Drop the images; return everything else in the listing below exactly.

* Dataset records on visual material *
★ ★ ★ ★ ★

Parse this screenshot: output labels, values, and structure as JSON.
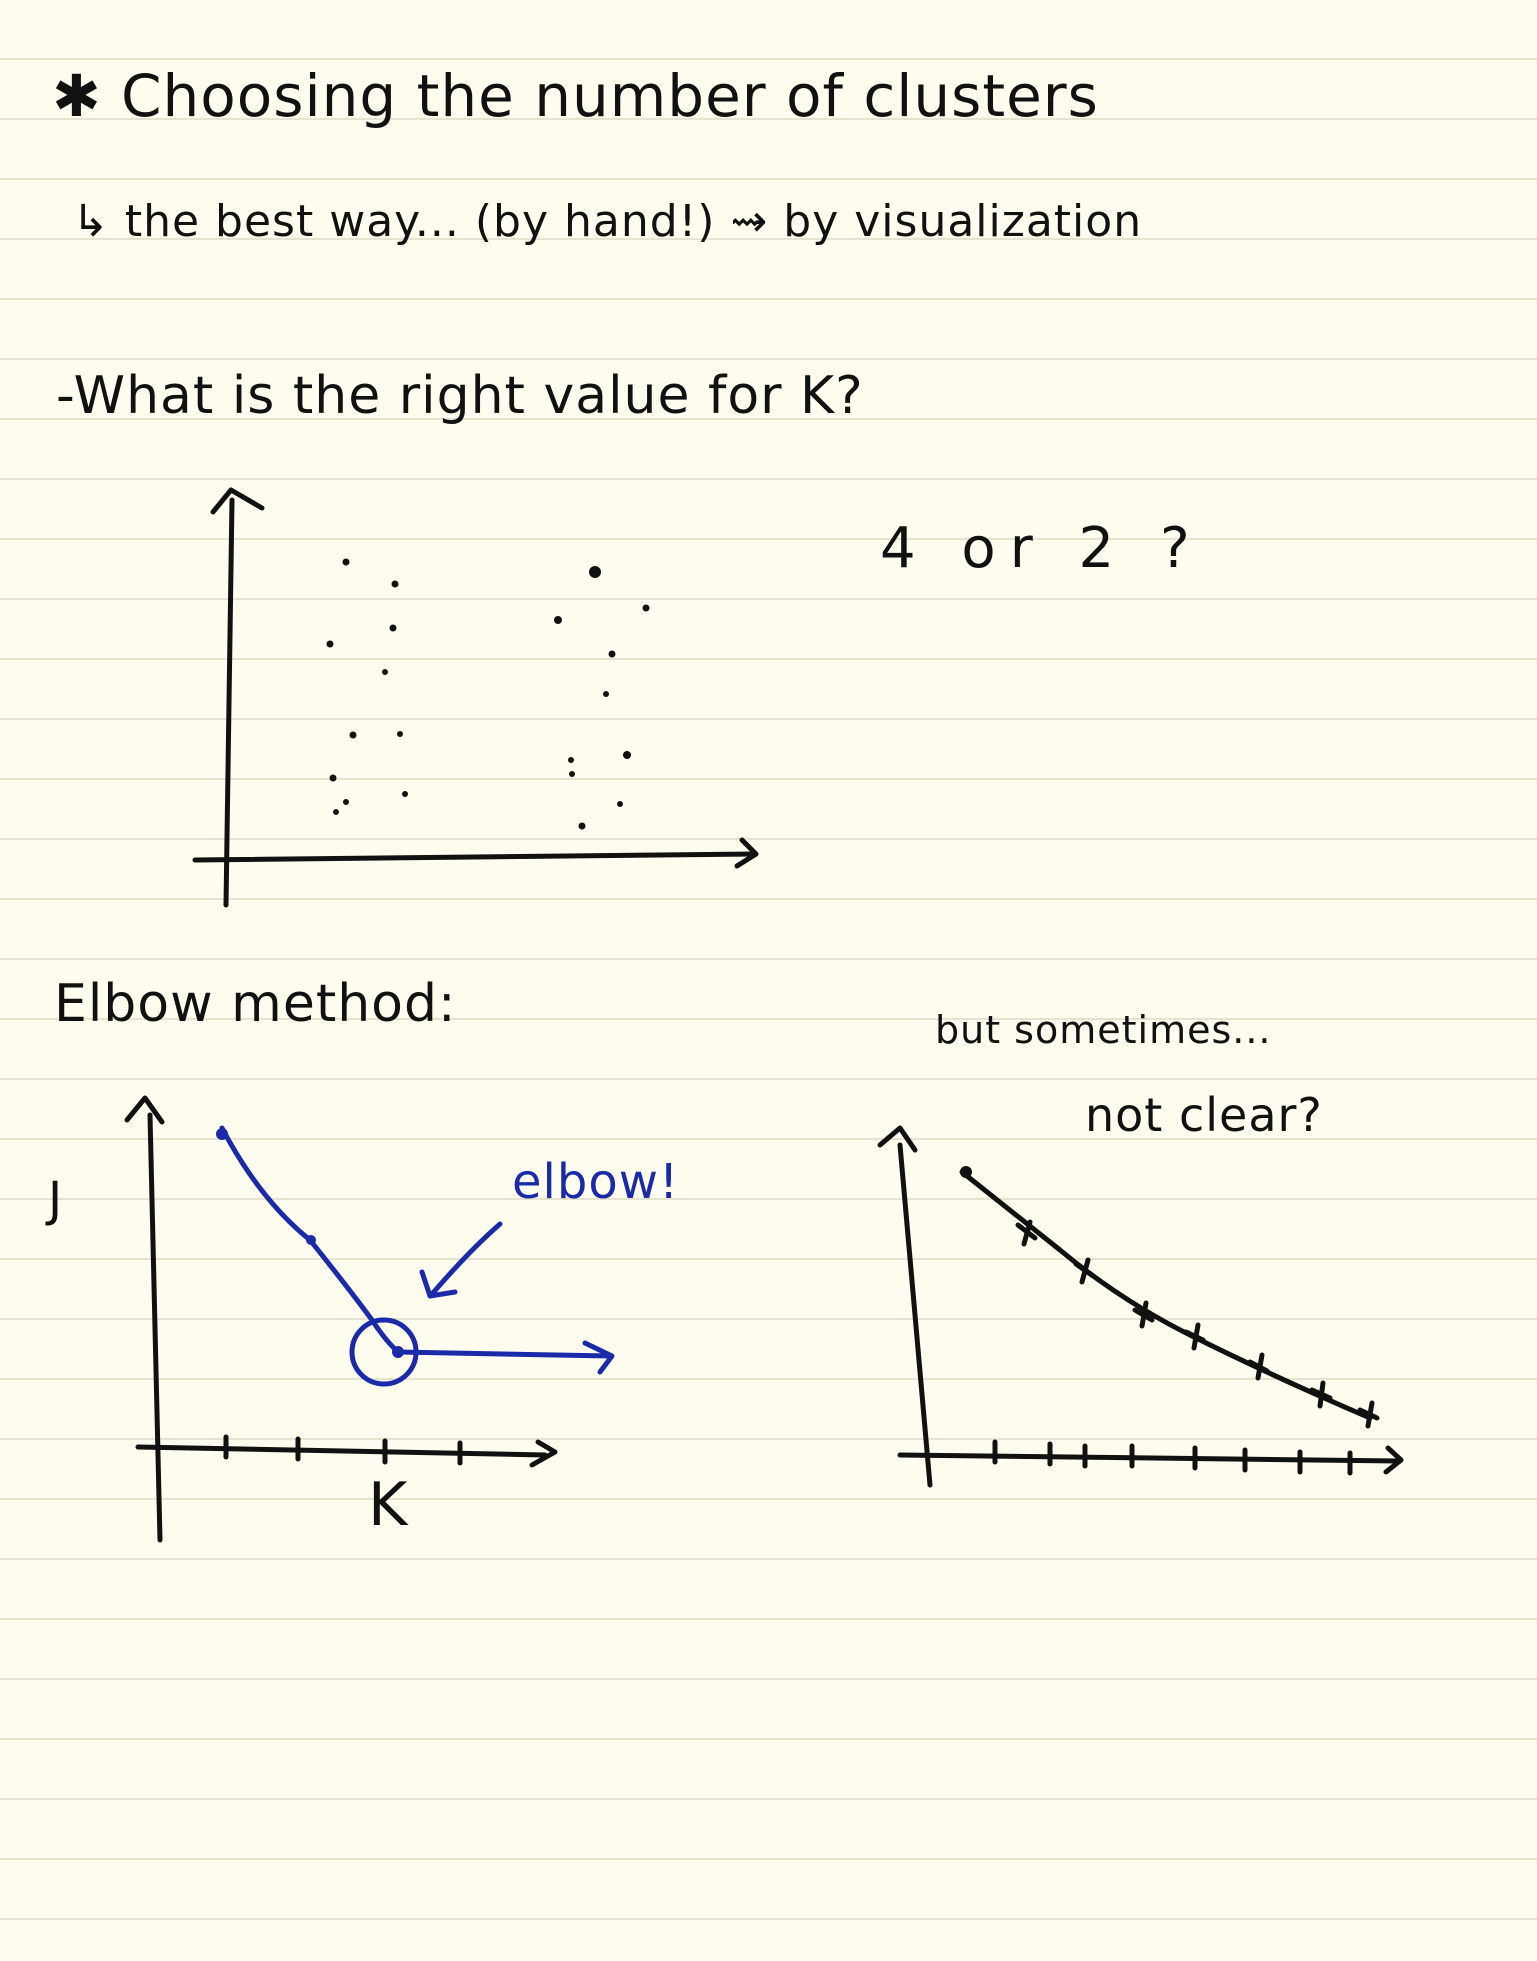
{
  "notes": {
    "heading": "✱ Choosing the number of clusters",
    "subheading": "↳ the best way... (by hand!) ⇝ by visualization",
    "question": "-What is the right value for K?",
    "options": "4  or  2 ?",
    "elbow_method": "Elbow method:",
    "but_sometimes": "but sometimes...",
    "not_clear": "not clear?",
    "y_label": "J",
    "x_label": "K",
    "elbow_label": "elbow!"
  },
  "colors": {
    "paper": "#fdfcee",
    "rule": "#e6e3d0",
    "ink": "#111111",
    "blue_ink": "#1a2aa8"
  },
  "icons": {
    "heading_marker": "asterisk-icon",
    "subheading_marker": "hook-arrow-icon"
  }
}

★ ★ ★ ★ ★

* PROBLEM SOLUTION *
Parse this screenshot: output labels, values, and structure as JSON.
{
  "notes": {
    "heading": "✱ Choosing the number of clusters",
    "subheading": "↳ the best way... (by hand!) ⇝ by visualization",
    "question": "-What is the right value for K?",
    "options": "4  or  2 ?",
    "elbow_method": "Elbow method:",
    "but_sometimes": "but sometimes...",
    "not_clear": "not clear?",
    "y_label": "J",
    "x_label": "K",
    "elbow_label": "elbow!"
  },
  "colors": {
    "paper": "#fdfcee",
    "rule": "#e6e3d0",
    "ink": "#111111",
    "blue_ink": "#1a2aa8"
  },
  "icons": {
    "heading_marker": "asterisk-icon",
    "subheading_marker": "hook-arrow-icon"
  }
}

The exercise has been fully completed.